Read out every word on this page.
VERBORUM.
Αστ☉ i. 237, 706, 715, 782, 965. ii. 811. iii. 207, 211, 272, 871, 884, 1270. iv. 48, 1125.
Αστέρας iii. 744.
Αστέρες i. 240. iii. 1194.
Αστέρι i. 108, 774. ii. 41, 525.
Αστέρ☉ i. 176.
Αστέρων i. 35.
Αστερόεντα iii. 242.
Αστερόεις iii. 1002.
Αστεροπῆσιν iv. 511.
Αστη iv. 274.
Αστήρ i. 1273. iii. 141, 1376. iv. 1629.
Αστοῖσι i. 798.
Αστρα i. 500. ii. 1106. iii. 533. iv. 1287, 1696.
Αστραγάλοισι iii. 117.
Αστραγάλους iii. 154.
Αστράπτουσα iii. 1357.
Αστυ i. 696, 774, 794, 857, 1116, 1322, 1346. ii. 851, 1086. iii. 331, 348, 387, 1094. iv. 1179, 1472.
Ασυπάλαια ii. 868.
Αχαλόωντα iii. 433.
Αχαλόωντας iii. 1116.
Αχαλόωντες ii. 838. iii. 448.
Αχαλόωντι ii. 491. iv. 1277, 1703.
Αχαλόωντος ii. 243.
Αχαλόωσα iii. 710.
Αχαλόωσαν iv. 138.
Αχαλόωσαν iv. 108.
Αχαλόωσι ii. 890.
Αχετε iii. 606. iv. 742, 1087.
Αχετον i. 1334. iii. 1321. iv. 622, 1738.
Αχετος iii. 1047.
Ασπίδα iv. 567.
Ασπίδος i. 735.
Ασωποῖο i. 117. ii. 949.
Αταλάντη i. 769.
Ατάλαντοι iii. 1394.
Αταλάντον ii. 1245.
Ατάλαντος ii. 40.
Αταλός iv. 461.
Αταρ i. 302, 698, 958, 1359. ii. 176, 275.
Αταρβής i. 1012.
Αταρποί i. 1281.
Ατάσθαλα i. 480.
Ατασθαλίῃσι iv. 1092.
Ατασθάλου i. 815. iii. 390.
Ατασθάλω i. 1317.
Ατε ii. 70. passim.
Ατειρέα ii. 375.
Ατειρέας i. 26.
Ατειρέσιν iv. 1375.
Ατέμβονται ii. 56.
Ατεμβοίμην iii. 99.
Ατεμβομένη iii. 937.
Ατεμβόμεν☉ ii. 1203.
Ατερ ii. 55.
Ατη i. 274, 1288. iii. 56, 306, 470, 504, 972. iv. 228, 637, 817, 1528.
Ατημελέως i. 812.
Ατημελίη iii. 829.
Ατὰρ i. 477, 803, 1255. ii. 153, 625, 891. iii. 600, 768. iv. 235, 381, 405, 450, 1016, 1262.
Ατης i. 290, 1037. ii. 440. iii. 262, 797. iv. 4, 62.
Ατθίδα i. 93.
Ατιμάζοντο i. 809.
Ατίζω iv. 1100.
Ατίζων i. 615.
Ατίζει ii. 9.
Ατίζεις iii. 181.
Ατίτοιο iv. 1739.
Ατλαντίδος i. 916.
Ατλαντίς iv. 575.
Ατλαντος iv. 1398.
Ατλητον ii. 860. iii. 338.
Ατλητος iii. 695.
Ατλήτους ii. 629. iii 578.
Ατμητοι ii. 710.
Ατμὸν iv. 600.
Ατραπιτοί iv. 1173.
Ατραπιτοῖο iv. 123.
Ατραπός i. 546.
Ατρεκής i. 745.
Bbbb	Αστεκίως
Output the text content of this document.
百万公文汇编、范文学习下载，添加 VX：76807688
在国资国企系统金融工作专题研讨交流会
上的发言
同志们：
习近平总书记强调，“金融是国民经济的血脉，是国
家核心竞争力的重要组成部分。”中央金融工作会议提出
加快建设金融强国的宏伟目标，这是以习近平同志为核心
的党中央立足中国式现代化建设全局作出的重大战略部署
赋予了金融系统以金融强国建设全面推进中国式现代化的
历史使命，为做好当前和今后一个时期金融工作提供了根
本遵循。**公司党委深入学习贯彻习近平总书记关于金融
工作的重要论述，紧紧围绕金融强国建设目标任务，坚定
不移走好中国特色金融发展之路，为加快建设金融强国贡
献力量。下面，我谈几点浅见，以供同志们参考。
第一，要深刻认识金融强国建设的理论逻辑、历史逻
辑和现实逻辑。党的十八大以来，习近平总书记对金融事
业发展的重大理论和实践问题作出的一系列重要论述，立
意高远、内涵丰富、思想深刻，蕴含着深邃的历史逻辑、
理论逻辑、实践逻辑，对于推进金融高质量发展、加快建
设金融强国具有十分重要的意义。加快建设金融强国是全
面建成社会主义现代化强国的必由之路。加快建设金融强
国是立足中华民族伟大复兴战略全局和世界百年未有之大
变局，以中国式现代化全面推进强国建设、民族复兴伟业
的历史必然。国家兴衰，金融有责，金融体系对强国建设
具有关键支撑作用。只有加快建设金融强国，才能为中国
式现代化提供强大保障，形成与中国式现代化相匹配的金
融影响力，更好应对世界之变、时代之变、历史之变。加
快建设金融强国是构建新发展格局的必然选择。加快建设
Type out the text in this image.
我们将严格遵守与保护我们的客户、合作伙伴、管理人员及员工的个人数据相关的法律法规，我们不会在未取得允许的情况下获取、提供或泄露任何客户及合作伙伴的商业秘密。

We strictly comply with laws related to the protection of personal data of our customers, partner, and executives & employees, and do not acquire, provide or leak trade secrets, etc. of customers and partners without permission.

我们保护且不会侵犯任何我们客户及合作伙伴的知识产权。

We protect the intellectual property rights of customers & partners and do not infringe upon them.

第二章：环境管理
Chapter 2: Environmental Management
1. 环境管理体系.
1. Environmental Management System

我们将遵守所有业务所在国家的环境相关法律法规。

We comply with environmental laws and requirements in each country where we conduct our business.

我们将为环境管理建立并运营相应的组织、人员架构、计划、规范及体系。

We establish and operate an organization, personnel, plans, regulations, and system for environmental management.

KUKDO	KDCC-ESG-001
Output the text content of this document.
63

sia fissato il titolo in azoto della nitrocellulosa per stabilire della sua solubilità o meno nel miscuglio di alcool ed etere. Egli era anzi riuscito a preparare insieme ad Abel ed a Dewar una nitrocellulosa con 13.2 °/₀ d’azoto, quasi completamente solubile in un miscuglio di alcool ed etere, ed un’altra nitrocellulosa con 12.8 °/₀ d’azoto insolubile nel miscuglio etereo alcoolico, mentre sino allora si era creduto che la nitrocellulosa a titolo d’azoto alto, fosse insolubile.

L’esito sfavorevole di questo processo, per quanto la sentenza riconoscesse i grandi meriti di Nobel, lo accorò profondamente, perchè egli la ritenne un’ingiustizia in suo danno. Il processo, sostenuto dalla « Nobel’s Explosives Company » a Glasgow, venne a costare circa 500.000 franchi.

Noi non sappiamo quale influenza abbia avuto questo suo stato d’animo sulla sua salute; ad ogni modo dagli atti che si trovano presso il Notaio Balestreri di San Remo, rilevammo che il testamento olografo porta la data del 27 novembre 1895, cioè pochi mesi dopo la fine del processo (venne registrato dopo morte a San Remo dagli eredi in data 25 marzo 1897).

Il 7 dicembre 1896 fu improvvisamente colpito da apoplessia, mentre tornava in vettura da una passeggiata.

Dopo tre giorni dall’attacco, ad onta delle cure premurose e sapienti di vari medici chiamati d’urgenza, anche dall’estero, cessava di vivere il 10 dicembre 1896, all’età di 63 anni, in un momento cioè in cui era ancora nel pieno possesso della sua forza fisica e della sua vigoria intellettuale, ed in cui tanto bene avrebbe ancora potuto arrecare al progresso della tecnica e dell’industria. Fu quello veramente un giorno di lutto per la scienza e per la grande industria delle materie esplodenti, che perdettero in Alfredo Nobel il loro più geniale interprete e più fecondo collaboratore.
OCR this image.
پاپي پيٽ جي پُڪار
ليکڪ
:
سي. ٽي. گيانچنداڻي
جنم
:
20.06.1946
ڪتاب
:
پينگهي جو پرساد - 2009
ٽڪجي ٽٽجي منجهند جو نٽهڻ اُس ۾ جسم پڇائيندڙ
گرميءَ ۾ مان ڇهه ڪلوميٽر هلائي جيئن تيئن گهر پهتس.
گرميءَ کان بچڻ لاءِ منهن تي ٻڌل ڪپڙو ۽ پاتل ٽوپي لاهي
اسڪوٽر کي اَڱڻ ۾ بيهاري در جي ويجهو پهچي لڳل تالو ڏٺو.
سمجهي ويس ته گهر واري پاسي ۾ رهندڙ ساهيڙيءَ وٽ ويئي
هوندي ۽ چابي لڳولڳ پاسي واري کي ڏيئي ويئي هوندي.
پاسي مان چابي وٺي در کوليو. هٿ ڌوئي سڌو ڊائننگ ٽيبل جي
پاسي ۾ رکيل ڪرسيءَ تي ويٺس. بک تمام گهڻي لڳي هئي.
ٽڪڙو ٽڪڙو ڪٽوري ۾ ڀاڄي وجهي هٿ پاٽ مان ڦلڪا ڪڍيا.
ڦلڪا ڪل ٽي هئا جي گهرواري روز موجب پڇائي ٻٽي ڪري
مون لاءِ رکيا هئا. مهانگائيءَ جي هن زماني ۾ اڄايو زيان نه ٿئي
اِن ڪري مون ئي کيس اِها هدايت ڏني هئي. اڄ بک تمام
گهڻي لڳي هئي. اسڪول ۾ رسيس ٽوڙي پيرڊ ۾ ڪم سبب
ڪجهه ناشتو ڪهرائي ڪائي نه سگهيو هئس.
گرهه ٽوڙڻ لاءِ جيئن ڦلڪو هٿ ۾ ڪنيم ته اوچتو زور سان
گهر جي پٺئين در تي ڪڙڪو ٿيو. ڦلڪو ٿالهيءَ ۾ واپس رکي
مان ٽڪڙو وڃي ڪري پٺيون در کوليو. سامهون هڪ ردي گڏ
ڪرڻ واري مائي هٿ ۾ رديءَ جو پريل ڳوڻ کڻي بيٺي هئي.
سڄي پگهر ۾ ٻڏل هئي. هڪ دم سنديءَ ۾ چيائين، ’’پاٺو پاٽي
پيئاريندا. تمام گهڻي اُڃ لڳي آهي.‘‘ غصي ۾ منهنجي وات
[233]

*Challenge:* From the material above, copy each line that includes the word "partners".

*Expected answer:*
We strictly comply with laws related to the protection of personal data of our customers, partner, and executives & employees, and do not acquire, provide or leak trade secrets, etc. of customers and partners without permission.
We protect the intellectual property rights of customers & partners and do not infringe upon them.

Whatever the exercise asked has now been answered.